[Start of Attachment]

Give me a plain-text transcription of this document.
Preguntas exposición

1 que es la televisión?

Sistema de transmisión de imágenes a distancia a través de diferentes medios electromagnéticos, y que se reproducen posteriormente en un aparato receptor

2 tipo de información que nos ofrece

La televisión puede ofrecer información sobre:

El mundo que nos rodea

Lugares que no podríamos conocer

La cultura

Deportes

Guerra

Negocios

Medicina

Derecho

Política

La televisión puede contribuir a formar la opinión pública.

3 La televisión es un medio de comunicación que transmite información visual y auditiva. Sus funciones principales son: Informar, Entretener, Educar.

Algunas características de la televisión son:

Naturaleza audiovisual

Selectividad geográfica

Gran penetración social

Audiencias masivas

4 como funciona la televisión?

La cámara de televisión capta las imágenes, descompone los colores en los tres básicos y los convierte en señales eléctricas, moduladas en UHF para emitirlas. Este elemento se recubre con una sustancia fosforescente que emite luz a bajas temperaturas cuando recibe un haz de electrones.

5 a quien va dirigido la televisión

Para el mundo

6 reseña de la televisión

[End of Attachment]
[Start of Attachment]

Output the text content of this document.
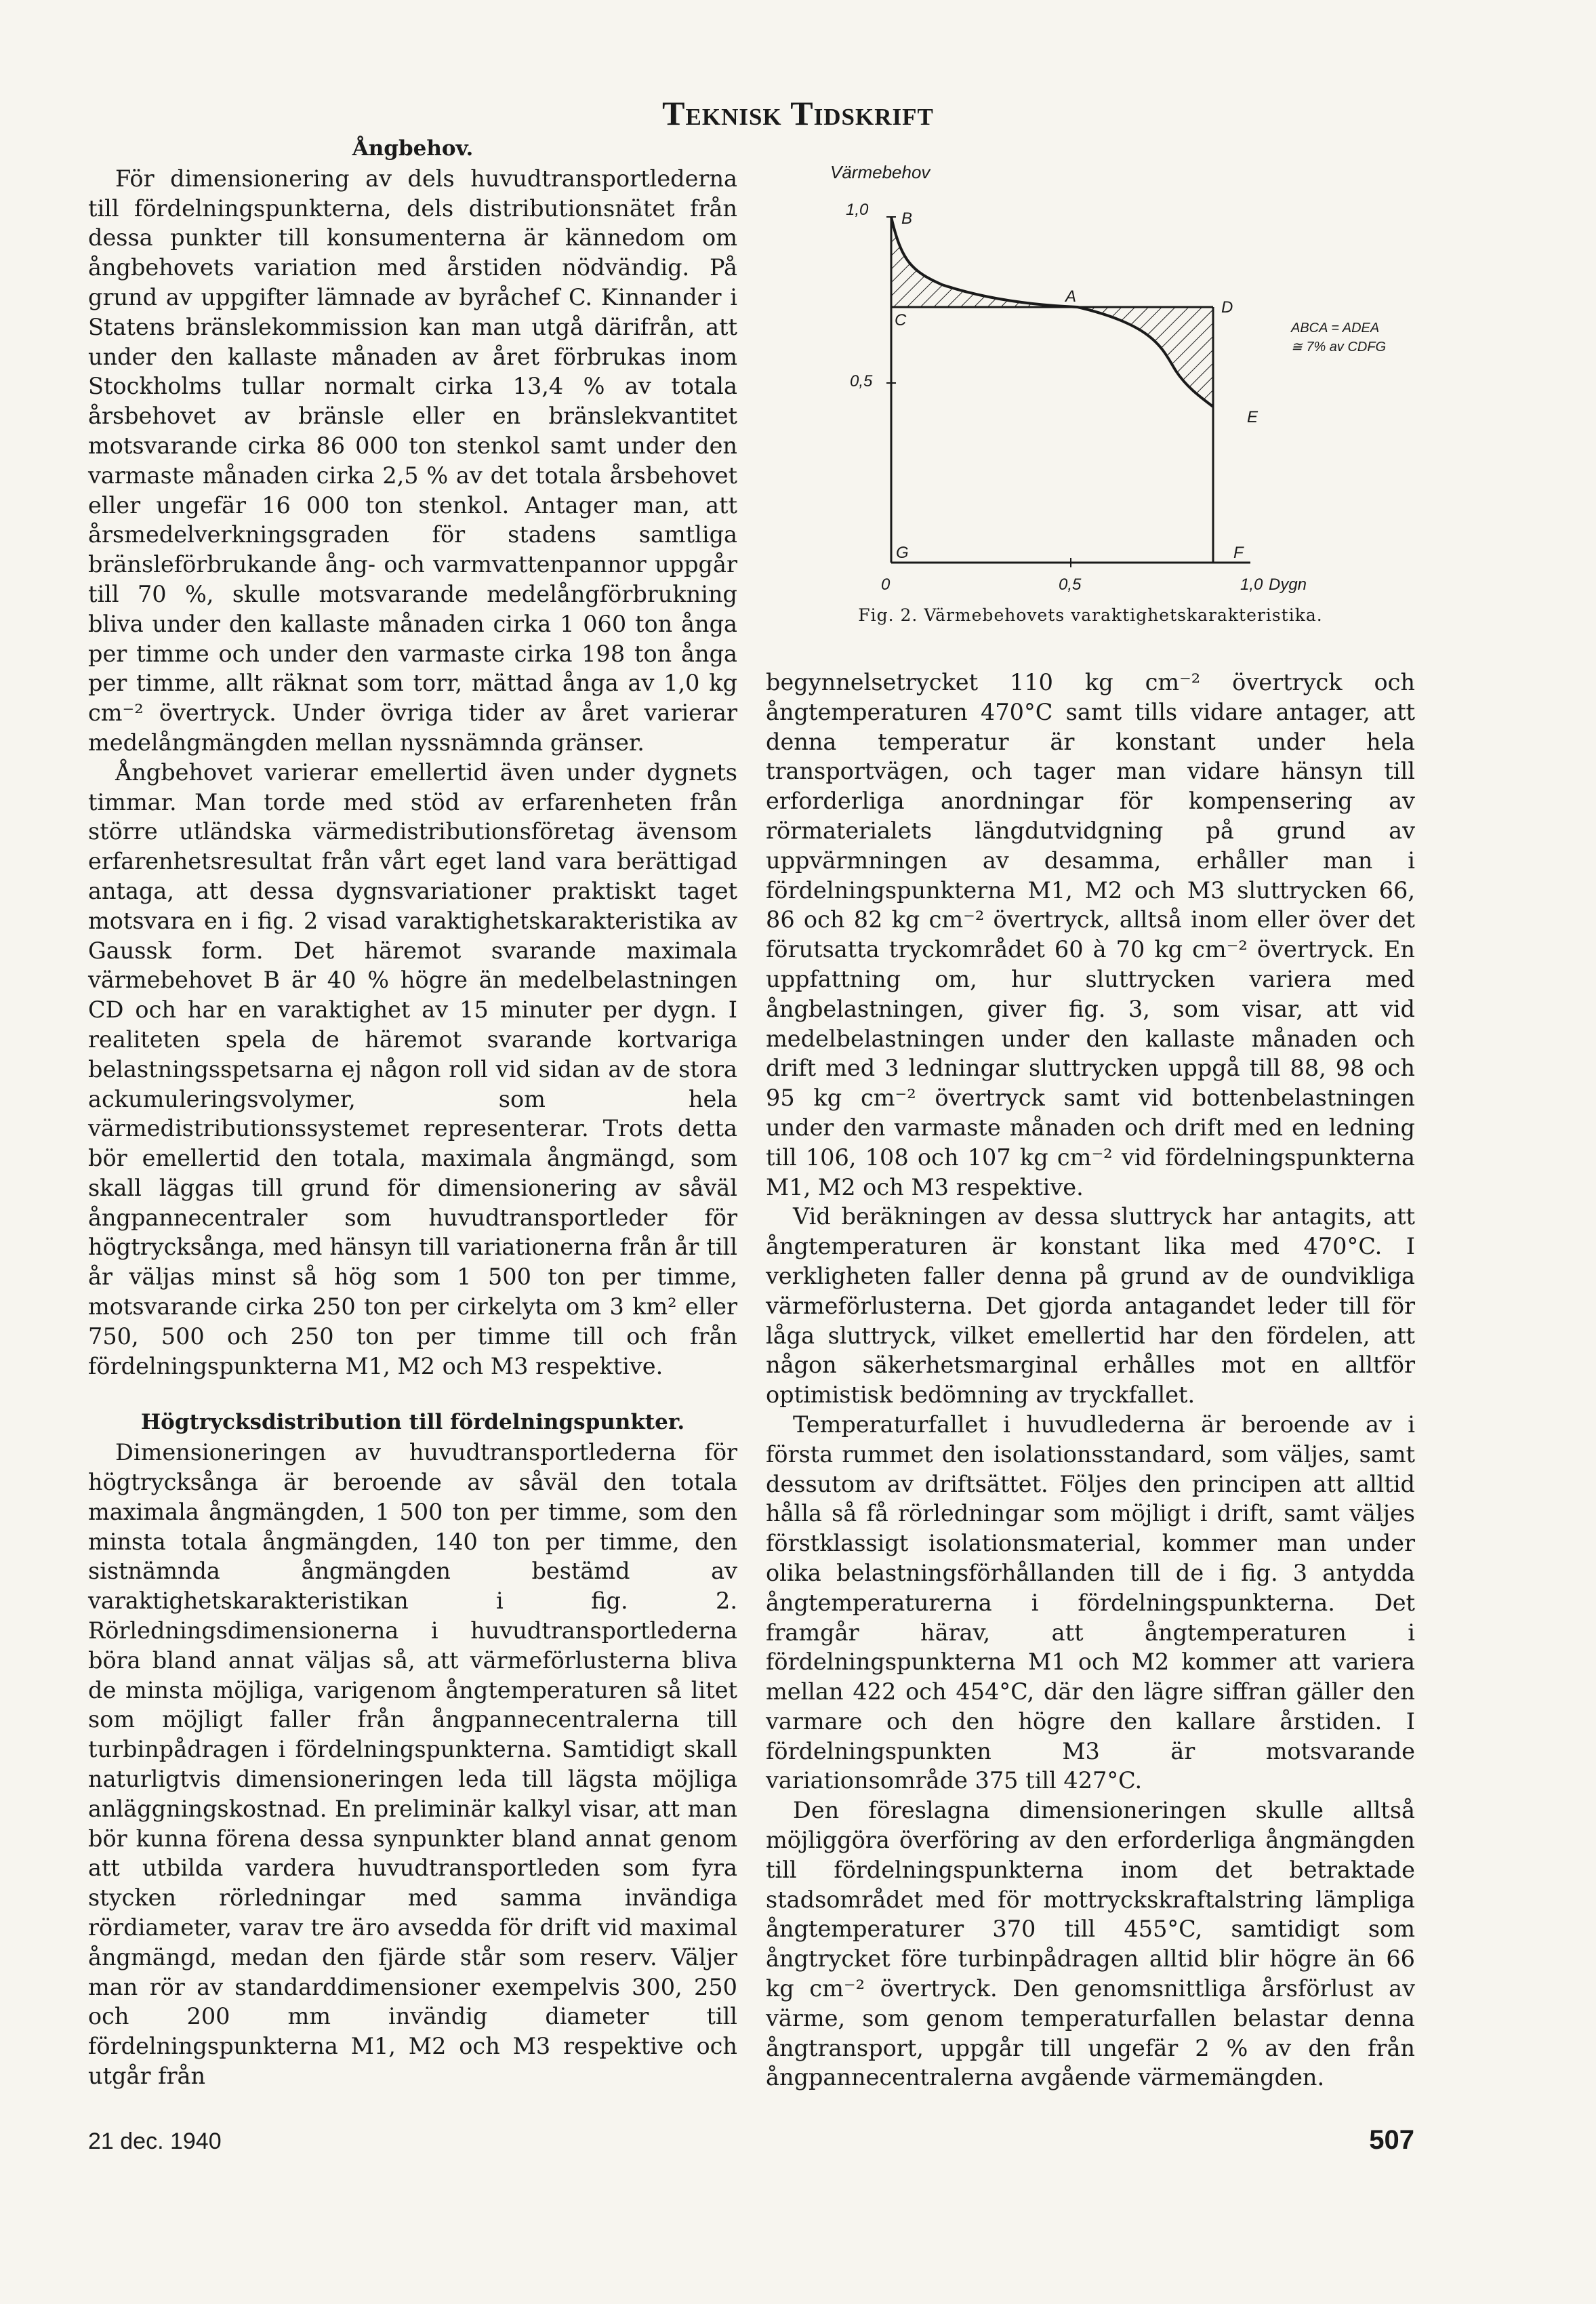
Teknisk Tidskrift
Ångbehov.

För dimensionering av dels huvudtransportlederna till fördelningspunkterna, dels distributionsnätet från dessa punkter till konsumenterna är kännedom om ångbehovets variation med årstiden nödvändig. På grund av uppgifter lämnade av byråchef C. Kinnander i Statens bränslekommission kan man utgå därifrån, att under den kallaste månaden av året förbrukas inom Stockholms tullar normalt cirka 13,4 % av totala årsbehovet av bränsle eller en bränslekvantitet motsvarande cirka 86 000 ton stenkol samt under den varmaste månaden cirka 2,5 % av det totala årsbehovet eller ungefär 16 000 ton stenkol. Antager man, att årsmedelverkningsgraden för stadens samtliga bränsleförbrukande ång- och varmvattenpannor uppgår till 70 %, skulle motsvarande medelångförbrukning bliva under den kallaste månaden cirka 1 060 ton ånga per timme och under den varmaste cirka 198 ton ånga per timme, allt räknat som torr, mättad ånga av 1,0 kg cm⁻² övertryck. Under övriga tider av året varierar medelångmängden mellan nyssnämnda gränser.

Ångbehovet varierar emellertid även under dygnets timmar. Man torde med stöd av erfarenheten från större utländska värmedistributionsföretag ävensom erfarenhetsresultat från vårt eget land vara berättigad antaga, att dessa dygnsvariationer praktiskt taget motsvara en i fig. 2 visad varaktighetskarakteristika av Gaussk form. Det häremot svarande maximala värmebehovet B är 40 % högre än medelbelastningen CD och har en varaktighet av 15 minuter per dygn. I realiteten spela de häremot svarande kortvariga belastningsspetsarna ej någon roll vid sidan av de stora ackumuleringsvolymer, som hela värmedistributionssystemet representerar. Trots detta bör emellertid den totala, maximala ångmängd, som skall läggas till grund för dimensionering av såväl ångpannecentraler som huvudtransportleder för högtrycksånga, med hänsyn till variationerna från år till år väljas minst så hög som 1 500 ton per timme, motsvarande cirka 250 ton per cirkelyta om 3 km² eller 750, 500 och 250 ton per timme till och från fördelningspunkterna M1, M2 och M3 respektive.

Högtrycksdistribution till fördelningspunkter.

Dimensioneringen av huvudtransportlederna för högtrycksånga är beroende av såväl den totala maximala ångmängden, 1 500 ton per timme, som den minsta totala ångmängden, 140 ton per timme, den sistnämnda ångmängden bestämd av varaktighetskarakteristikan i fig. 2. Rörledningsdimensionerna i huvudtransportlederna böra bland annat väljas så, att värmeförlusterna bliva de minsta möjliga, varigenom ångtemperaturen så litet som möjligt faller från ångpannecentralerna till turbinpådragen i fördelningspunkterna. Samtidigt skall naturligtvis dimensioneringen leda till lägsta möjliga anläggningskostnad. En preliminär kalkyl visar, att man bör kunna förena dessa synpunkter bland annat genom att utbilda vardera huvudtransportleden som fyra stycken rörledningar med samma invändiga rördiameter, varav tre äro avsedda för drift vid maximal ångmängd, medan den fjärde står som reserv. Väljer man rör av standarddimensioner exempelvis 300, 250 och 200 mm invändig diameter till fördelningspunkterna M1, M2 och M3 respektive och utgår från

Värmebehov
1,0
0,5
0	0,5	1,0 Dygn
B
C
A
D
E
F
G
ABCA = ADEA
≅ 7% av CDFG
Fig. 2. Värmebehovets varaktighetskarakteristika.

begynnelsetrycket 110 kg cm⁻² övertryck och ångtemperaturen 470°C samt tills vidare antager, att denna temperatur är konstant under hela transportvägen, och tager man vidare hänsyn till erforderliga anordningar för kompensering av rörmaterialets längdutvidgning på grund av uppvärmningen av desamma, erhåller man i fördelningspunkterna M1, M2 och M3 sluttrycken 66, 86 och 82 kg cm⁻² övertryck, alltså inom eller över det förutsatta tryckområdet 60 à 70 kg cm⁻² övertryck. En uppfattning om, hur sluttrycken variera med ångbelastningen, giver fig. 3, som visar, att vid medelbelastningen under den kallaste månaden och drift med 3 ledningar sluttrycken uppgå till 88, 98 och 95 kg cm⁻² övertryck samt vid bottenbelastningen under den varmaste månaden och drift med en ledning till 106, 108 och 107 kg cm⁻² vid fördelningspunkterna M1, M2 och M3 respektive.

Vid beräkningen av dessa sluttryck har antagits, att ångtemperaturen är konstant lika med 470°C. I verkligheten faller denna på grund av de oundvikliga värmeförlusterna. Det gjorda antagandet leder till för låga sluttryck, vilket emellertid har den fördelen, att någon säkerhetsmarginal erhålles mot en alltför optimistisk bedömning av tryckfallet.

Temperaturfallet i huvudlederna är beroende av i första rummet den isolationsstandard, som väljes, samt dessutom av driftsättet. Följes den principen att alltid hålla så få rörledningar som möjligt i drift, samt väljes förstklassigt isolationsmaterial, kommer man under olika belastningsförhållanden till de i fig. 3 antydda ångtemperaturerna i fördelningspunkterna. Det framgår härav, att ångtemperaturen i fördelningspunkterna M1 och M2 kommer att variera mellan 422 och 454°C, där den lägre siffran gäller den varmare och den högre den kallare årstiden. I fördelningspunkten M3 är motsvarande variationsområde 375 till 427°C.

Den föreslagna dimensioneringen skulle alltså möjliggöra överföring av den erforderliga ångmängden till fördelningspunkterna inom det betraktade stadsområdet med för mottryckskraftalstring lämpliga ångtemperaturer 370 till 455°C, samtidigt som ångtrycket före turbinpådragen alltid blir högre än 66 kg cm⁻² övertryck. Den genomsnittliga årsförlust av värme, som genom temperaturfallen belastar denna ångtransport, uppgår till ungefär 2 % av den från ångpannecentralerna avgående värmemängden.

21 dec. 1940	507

[End of Attachment]
[Start of Attachment]

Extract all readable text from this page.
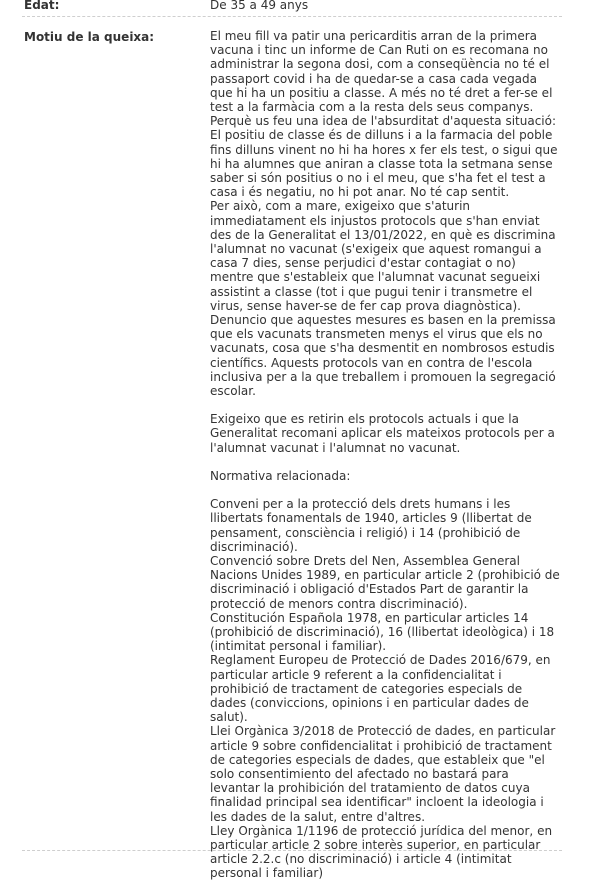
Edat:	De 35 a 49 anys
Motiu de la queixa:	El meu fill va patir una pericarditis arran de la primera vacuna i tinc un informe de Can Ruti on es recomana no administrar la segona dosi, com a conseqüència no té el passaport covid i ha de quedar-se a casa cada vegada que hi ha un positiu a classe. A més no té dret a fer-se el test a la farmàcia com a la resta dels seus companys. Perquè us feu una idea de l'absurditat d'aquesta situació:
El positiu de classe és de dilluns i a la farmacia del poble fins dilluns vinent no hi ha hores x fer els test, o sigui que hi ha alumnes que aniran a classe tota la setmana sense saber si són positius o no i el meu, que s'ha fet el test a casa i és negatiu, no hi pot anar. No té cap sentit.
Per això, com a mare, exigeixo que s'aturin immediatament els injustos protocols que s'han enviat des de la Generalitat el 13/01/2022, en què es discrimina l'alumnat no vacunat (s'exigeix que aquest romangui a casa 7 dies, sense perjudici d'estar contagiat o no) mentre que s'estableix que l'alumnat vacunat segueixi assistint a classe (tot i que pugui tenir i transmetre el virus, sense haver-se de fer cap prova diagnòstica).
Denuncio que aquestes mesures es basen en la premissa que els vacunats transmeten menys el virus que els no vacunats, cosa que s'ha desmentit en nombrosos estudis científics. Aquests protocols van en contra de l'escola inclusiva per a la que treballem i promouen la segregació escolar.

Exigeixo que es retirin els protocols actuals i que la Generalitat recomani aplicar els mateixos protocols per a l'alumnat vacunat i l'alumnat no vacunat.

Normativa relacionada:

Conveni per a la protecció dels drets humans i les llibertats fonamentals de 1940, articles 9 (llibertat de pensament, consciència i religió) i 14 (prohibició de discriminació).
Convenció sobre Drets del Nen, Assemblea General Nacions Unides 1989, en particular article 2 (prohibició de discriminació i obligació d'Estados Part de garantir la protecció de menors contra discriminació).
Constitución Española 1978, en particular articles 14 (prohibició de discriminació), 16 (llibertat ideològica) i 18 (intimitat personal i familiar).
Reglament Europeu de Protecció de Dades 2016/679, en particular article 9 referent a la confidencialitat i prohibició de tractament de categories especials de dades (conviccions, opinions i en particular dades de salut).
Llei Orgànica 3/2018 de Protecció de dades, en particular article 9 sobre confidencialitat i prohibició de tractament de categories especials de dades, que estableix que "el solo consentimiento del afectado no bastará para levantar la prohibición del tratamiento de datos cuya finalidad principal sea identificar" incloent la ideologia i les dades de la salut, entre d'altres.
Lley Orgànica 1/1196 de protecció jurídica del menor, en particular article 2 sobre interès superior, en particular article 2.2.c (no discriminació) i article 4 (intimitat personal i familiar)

[End of Attachment]

Description of the task: Look over the material and return every line where the word "casa" is found.

Answer for this exercise:
Motiu de la queixa:	El meu fill va patir una pericarditis arran de la primera vacuna i tinc un informe de Can Ruti on es recomana no administrar la segona dosi, com a conseqüència no té el passaport covid i ha de quedar-se a casa cada vegada que hi ha un positiu a classe. A més no té dret a fer-se el test a la farmàcia com a la resta dels seus companys. Perquè us feu una idea de l'absurditat d'aquesta situació:
El positiu de classe és de dilluns i a la farmacia del poble fins dilluns vinent no hi ha hores x fer els test, o sigui que hi ha alumnes que aniran a classe tota la setmana sense saber si són positius o no i el meu, que s'ha fet el test a casa i és negatiu, no hi pot anar. No té cap sentit.
Per això, com a mare, exigeixo que s'aturin immediatament els injustos protocols que s'han enviat des de la Generalitat el 13/01/2022, en què es discrimina l'alumnat no vacunat (s'exigeix que aquest romangui a casa 7 dies, sense perjudici d'estar contagiat o no) mentre que s'estableix que l'alumnat vacunat segueixi assistint a classe (tot i que pugui tenir i transmetre el virus, sense haver-se de fer cap prova diagnòstica).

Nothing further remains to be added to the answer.